## WHAT IS BEING ASKED
Write the material out again in full, word for word. Do not include the pictures.

——

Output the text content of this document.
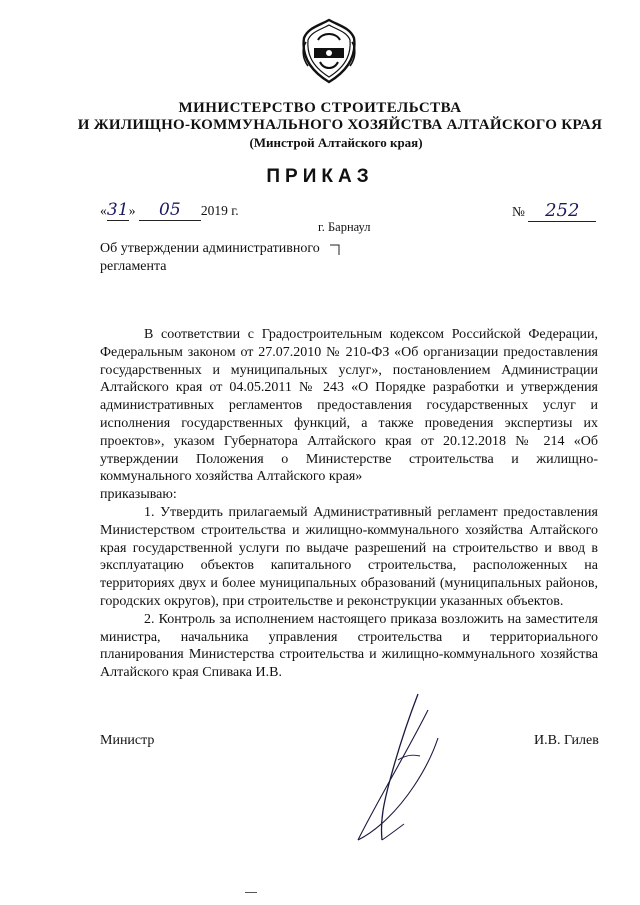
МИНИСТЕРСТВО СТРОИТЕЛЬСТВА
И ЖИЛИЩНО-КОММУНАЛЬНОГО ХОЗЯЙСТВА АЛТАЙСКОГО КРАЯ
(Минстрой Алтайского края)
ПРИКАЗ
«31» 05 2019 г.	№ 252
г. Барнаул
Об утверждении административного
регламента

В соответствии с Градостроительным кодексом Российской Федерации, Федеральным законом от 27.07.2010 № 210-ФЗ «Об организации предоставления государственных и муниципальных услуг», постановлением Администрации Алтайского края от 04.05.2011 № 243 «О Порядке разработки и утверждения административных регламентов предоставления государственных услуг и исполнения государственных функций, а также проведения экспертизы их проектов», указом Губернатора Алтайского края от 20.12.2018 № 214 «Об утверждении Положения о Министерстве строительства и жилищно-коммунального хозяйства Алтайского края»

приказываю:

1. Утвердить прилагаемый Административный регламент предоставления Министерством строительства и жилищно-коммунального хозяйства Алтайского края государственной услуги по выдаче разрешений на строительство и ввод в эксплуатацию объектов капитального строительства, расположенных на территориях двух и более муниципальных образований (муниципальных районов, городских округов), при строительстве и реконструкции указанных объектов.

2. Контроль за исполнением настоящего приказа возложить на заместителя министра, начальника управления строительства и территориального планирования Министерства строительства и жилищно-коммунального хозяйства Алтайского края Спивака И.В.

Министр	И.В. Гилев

——

## EXERCISE RESPONSE
Output the text content of this document.
МИНИСТЕРСТВО СТРОИТЕЛЬСТВА
И ЖИЛИЩНО-КОММУНАЛЬНОГО ХОЗЯЙСТВА АЛТАЙСКОГО КРАЯ
(Минстрой Алтайского края)
ПРИКАЗ
«31» 05 2019 г.	№ 252
г. Барнаул
Об утверждении административного
регламента

В соответствии с Градостроительным кодексом Российской Федерации, Федеральным законом от 27.07.2010 № 210-ФЗ «Об организации предоставления государственных и муниципальных услуг», постановлением Администрации Алтайского края от 04.05.2011 № 243 «О Порядке разработки и утверждения административных регламентов предоставления государственных услуг и исполнения государственных функций, а также проведения экспертизы их проектов», указом Губернатора Алтайского края от 20.12.2018 № 214 «Об утверждении Положения о Министерстве строительства и жилищно-коммунального хозяйства Алтайского края»

приказываю:

1. Утвердить прилагаемый Административный регламент предоставления Министерством строительства и жилищно-коммунального хозяйства Алтайского края государственной услуги по выдаче разрешений на строительство и ввод в эксплуатацию объектов капитального строительства, расположенных на территориях двух и более муниципальных образований (муниципальных районов, городских округов), при строительстве и реконструкции указанных объектов.

2. Контроль за исполнением настоящего приказа возложить на заместителя министра, начальника управления строительства и территориального планирования Министерства строительства и жилищно-коммунального хозяйства Алтайского края Спивака И.В.

Министр	И.В. Гилев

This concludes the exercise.